<<<<
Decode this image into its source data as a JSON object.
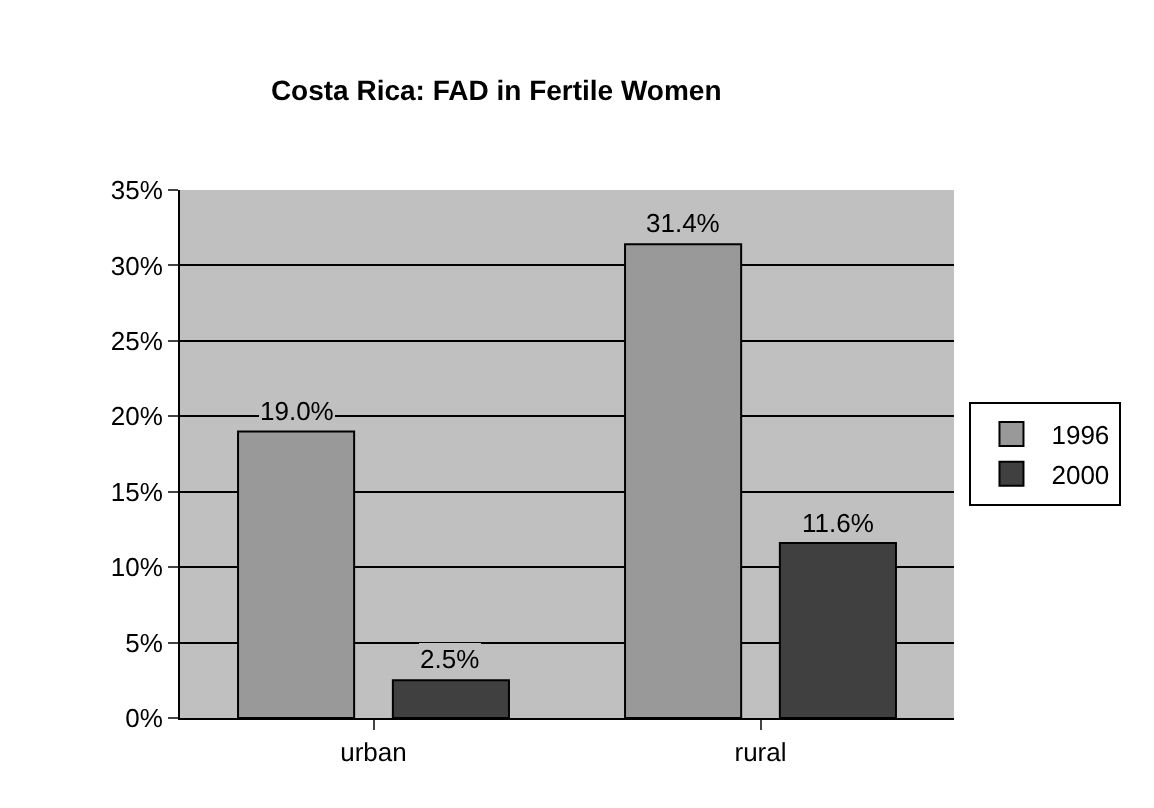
{
  "chart_data": {
    "type": "bar",
    "title": "Costa Rica: FAD in Fertile Women",
    "categories": [
      "urban",
      "rural"
    ],
    "series": [
      {
        "name": "1996",
        "color": "#999999",
        "values": [
          19.0,
          31.4
        ],
        "value_labels": [
          "19.0%",
          "31.4%"
        ]
      },
      {
        "name": "2000",
        "color": "#404040",
        "values": [
          2.5,
          11.6
        ],
        "value_labels": [
          "2.5%",
          "11.6%"
        ]
      }
    ],
    "ylim": [
      0,
      35
    ],
    "yticks": [
      {
        "value": 0,
        "label": "0%"
      },
      {
        "value": 5,
        "label": "5%"
      },
      {
        "value": 10,
        "label": "10%"
      },
      {
        "value": 15,
        "label": "15%"
      },
      {
        "value": 20,
        "label": "20%"
      },
      {
        "value": 25,
        "label": "25%"
      },
      {
        "value": 30,
        "label": "30%"
      },
      {
        "value": 35,
        "label": "35%"
      }
    ],
    "grid": "y",
    "legend": "right"
  }
}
>>>>
_EXERCISE_. Transcribe all of the records above character for character. Exclude the pictures.

_RESPONSE TO THE EXERCISE_.
Decode this image into its source data as a JSON object.
{
  "chart_data": {
    "type": "bar",
    "title": "Costa Rica: FAD in Fertile Women",
    "categories": [
      "urban",
      "rural"
    ],
    "series": [
      {
        "name": "1996",
        "color": "#999999",
        "values": [
          19.0,
          31.4
        ],
        "value_labels": [
          "19.0%",
          "31.4%"
        ]
      },
      {
        "name": "2000",
        "color": "#404040",
        "values": [
          2.5,
          11.6
        ],
        "value_labels": [
          "2.5%",
          "11.6%"
        ]
      }
    ],
    "ylim": [
      0,
      35
    ],
    "yticks": [
      {
        "value": 0,
        "label": "0%"
      },
      {
        "value": 5,
        "label": "5%"
      },
      {
        "value": 10,
        "label": "10%"
      },
      {
        "value": 15,
        "label": "15%"
      },
      {
        "value": 20,
        "label": "20%"
      },
      {
        "value": 25,
        "label": "25%"
      },
      {
        "value": 30,
        "label": "30%"
      },
      {
        "value": 35,
        "label": "35%"
      }
    ],
    "grid": "y",
    "legend": "right"
  }
}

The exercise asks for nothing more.